**Supplied data**
>> BEGIN
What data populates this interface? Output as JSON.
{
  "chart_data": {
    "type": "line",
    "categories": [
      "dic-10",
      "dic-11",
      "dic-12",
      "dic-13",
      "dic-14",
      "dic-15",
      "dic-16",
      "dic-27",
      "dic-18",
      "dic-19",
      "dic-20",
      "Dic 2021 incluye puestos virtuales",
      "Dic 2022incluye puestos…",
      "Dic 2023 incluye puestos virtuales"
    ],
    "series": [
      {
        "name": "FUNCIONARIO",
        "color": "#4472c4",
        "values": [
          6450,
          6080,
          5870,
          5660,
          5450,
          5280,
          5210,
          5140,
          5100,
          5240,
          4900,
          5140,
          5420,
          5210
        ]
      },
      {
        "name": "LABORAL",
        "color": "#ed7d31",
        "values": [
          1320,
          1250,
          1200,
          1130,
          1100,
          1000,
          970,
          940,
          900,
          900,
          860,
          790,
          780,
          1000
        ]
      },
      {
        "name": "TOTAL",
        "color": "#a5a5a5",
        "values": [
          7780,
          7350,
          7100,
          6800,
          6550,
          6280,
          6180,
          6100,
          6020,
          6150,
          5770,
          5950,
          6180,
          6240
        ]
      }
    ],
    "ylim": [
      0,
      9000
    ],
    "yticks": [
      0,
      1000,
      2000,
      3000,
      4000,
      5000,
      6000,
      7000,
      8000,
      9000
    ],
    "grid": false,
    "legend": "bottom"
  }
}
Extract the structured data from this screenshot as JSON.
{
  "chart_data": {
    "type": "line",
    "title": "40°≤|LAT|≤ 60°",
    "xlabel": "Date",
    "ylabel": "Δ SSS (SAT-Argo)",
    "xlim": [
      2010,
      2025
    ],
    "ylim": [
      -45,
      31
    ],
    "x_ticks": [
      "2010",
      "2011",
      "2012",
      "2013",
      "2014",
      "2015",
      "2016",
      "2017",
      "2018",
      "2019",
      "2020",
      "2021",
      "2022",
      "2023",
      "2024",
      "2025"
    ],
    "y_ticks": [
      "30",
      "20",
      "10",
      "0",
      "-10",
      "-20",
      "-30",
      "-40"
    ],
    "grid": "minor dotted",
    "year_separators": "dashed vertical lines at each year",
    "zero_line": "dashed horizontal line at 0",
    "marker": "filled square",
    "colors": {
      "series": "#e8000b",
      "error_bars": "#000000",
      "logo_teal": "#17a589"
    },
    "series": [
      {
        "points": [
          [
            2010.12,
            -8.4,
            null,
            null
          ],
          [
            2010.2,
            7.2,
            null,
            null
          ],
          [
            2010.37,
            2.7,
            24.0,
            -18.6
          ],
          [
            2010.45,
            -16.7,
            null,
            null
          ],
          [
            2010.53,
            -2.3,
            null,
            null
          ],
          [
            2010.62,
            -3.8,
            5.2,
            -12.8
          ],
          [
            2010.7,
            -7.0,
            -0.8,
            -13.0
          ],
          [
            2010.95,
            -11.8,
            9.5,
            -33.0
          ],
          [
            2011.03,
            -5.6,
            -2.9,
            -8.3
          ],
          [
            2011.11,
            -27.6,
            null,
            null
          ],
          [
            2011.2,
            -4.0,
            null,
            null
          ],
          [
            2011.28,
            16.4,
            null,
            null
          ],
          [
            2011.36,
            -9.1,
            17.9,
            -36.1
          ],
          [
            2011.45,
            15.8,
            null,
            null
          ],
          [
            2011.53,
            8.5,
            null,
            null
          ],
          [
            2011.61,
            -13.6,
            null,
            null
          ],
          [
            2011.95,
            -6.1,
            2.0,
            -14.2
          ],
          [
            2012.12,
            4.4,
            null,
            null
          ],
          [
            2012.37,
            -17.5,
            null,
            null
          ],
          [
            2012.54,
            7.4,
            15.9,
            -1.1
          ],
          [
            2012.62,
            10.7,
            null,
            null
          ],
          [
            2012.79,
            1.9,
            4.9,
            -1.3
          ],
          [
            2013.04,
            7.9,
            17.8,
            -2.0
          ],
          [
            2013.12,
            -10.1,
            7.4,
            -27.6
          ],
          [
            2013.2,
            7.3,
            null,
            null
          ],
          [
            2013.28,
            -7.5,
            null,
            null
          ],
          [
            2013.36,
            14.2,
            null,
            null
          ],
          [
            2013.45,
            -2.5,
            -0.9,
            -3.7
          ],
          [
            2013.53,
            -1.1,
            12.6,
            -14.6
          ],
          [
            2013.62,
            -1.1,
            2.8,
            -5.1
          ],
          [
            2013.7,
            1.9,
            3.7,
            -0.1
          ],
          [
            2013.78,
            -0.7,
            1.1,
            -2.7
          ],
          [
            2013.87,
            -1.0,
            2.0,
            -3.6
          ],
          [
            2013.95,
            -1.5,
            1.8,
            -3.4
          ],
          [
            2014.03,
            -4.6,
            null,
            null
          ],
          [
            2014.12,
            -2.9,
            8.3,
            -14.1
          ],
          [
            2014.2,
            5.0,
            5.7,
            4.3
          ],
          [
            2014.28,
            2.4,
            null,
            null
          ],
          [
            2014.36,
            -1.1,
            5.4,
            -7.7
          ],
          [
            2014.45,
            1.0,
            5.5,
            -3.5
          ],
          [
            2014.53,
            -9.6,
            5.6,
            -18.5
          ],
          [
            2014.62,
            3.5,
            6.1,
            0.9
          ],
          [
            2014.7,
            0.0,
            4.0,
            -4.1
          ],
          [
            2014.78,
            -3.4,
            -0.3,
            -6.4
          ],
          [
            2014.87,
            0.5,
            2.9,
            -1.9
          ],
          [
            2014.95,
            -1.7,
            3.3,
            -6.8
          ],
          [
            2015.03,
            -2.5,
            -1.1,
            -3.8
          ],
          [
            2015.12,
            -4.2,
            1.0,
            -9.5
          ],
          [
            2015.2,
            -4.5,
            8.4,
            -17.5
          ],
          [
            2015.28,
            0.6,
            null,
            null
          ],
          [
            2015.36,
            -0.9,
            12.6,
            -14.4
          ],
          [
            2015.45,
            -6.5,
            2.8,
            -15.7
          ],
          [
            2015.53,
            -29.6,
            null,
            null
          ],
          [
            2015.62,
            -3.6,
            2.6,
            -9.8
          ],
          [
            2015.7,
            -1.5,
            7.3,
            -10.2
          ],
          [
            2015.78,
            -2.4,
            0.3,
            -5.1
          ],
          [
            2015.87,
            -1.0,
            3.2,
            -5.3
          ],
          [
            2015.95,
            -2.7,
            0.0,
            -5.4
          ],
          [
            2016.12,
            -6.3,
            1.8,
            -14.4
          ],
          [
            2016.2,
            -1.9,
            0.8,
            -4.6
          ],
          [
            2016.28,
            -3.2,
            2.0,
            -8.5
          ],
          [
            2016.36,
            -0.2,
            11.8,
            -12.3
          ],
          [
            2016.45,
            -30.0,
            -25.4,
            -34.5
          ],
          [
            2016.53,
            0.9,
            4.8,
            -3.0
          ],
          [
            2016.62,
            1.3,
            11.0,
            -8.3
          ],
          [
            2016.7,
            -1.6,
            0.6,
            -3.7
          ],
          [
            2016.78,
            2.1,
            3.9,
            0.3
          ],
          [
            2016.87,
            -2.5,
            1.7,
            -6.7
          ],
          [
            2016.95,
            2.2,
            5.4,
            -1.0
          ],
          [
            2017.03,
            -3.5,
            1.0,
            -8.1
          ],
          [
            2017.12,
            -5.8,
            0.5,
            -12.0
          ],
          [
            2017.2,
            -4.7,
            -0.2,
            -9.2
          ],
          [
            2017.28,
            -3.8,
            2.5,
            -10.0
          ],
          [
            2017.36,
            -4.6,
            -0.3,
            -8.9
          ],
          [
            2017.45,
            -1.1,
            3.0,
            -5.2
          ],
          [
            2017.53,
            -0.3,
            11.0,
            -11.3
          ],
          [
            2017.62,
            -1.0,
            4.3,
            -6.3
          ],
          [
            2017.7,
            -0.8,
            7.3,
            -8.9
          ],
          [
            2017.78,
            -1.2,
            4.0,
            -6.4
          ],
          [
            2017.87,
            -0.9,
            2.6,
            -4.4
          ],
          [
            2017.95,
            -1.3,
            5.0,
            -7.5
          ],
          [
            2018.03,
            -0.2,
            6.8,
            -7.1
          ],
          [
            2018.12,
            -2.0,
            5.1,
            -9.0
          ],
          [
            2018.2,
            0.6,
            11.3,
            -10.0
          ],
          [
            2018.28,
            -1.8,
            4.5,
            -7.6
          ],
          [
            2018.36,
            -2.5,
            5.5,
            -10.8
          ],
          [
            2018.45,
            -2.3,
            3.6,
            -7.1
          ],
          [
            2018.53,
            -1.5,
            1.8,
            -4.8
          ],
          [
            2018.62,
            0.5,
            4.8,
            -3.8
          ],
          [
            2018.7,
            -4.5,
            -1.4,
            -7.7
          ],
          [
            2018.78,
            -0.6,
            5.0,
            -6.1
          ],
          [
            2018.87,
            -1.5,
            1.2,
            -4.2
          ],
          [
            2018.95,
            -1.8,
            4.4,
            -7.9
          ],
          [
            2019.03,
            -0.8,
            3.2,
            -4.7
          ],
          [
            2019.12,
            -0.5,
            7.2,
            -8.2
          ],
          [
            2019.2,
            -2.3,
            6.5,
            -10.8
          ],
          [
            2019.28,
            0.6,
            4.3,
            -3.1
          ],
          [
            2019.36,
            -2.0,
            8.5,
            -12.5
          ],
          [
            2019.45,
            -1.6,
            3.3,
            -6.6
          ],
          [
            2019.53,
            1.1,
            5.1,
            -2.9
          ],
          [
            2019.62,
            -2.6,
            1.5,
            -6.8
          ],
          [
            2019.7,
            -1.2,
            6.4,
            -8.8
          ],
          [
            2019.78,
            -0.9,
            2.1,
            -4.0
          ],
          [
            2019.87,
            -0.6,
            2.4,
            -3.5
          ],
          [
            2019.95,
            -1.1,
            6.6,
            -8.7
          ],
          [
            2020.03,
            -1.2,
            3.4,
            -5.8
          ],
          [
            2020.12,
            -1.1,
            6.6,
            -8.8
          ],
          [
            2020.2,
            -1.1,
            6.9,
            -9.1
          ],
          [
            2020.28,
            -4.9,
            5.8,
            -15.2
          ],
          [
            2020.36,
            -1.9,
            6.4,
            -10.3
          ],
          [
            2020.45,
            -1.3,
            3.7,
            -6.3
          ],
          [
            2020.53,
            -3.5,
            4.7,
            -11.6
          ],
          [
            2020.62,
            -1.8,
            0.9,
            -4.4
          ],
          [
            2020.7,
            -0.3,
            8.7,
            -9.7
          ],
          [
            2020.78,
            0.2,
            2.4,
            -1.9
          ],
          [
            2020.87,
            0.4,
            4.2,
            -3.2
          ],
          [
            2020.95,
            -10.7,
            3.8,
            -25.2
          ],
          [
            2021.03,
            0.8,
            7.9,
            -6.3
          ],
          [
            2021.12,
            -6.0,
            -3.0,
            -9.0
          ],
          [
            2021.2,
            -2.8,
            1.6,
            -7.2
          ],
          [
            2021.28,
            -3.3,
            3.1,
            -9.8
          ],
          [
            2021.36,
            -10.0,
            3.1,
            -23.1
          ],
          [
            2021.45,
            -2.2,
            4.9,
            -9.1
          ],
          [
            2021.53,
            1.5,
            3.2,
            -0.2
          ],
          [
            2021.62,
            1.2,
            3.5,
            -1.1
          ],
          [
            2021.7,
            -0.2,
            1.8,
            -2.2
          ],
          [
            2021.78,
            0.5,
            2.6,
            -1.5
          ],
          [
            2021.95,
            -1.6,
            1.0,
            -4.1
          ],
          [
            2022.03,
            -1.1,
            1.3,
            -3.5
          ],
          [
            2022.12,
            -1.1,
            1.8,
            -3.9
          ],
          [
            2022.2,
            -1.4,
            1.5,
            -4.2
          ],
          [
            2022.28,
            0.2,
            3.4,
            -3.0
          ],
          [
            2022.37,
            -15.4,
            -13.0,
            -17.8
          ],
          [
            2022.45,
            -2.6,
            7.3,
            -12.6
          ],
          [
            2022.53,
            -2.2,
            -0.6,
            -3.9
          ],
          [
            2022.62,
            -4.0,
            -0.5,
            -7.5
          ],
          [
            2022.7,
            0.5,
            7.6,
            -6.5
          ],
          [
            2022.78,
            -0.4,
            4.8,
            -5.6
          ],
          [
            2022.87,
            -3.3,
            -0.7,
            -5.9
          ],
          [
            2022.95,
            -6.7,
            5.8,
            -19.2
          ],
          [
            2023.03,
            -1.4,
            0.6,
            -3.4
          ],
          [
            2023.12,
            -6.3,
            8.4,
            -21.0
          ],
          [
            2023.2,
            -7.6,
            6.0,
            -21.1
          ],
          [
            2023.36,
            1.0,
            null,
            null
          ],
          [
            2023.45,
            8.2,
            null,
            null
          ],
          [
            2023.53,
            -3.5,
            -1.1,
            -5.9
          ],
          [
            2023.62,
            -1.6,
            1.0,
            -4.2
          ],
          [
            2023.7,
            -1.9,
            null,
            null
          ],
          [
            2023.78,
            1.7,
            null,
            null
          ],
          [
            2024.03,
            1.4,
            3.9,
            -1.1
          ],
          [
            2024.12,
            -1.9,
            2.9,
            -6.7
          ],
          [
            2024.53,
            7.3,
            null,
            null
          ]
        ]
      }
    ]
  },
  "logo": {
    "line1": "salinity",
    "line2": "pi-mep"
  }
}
>> END
**Written exercise**
In the material above, find the lines that contain "puestos" and show them.

**Answer in full**
      "Dic 2021 incluye puestos virtuales",
      "Dic 2022incluye puestos…",
      "Dic 2023 incluye puestos virtuales"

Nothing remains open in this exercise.